WHAT IS REQUIRED: Find every line in the records below that holds the word "solved", and copy it out.

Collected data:
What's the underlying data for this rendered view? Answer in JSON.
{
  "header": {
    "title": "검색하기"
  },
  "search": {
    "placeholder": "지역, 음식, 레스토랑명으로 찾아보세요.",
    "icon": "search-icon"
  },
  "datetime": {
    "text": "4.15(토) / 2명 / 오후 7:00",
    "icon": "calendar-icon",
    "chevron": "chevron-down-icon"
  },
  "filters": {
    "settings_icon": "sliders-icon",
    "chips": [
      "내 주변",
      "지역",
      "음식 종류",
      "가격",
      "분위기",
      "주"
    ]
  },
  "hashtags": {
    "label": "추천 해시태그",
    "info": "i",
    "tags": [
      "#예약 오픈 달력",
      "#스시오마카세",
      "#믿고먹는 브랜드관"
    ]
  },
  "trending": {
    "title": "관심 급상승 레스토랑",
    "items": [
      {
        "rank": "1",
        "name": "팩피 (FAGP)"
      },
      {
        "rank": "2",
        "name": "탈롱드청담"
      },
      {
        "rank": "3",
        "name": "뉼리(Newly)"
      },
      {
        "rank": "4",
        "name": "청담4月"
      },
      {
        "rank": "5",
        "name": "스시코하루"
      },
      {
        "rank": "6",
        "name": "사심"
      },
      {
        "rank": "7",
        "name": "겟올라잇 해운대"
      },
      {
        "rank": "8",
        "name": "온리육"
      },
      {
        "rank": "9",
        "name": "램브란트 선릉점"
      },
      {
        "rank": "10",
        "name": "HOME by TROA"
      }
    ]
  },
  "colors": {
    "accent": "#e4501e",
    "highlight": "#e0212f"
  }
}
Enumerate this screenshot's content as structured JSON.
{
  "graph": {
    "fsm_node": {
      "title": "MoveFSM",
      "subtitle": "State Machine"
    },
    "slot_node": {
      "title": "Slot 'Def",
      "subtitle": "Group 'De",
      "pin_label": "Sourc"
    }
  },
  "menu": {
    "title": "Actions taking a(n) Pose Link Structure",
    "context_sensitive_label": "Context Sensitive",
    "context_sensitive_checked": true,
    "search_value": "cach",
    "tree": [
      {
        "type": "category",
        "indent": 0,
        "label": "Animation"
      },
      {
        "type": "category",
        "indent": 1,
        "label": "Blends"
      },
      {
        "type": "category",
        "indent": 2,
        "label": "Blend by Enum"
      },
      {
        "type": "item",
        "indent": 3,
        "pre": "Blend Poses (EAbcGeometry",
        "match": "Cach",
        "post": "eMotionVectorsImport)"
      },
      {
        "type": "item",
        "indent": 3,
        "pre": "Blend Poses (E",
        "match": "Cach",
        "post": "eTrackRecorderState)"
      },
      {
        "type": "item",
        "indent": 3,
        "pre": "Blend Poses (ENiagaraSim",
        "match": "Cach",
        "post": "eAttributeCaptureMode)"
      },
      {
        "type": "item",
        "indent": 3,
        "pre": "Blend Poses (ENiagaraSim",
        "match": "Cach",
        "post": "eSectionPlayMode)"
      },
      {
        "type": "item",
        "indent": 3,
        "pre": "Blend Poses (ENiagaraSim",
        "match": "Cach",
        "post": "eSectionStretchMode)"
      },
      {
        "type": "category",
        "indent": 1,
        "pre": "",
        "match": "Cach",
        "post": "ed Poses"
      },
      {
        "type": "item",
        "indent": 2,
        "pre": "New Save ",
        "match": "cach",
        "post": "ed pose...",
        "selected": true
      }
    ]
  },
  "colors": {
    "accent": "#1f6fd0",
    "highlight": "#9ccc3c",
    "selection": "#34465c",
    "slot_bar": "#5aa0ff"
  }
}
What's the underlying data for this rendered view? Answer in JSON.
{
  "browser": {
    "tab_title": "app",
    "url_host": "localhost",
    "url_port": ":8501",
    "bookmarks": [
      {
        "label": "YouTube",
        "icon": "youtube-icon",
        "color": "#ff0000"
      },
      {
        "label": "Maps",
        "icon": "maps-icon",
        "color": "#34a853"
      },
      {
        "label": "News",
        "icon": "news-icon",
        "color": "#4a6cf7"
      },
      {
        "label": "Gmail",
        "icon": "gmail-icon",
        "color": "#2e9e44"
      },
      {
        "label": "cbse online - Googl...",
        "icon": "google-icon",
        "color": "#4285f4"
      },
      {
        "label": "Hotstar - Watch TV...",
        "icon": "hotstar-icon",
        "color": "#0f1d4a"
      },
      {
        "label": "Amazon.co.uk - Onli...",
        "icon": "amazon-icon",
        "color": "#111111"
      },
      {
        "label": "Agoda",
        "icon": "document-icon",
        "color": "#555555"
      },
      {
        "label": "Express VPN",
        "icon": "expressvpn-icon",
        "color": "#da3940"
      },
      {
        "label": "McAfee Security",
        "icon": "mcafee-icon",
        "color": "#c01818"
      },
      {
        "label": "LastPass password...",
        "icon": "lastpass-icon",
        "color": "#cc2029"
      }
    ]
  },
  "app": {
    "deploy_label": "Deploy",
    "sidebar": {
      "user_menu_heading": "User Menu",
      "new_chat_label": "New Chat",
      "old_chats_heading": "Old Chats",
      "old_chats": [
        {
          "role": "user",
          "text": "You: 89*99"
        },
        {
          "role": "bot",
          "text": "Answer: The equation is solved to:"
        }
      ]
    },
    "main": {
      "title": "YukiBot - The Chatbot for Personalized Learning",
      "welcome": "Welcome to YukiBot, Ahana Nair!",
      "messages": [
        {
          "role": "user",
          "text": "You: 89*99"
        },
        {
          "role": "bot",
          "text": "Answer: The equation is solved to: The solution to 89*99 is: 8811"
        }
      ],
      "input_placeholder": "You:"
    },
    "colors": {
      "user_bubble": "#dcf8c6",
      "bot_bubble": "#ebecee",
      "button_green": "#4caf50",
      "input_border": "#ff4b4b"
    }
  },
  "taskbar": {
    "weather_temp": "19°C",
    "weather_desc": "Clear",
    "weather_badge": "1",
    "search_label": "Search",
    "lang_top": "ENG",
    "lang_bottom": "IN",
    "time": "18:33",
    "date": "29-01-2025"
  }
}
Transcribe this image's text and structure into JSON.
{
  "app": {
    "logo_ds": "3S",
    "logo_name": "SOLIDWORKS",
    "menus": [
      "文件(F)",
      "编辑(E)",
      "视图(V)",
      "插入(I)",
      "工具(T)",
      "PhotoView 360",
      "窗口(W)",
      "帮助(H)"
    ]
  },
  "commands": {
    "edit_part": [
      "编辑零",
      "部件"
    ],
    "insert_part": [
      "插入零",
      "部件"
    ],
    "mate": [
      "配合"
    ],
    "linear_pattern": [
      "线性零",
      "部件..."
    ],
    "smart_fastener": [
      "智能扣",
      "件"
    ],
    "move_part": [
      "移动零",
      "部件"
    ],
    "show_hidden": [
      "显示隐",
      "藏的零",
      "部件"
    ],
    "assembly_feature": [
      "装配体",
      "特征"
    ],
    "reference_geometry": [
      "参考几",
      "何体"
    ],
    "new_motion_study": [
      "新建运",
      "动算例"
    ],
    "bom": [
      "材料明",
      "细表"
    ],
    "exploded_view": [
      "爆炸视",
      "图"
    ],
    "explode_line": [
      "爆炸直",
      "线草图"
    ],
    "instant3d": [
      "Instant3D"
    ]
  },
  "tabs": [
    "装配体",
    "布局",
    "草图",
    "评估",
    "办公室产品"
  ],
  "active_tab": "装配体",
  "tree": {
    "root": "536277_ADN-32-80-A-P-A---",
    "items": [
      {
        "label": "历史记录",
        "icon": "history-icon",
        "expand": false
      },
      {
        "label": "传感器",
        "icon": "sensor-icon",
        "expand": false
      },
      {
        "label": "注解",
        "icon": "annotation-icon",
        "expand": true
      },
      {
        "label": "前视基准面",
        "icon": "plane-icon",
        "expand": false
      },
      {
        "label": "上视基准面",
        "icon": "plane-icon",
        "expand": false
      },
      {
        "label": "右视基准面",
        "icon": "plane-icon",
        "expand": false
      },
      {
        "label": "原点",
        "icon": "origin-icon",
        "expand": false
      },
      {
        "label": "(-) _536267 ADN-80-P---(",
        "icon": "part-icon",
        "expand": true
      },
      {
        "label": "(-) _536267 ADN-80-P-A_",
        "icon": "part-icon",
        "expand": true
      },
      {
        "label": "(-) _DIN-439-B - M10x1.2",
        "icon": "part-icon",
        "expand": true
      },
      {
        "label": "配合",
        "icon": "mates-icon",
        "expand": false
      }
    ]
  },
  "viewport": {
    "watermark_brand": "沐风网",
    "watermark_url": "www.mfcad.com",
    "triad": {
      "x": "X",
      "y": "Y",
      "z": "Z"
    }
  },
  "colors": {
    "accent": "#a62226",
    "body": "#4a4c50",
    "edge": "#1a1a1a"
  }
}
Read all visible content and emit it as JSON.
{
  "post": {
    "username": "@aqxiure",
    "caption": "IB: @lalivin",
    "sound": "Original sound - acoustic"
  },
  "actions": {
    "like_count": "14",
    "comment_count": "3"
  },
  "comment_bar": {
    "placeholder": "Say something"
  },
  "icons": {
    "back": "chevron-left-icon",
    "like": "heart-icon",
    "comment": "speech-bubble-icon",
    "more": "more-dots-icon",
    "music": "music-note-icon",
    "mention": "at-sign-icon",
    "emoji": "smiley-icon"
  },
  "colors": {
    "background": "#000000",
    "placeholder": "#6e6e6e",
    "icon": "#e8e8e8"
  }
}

ANSWER TO THIS TASK:
          "text": "Answer: The equation is solved to:"
          "text": "Answer: The equation is solved to: The solution to 89*99 is: 8811"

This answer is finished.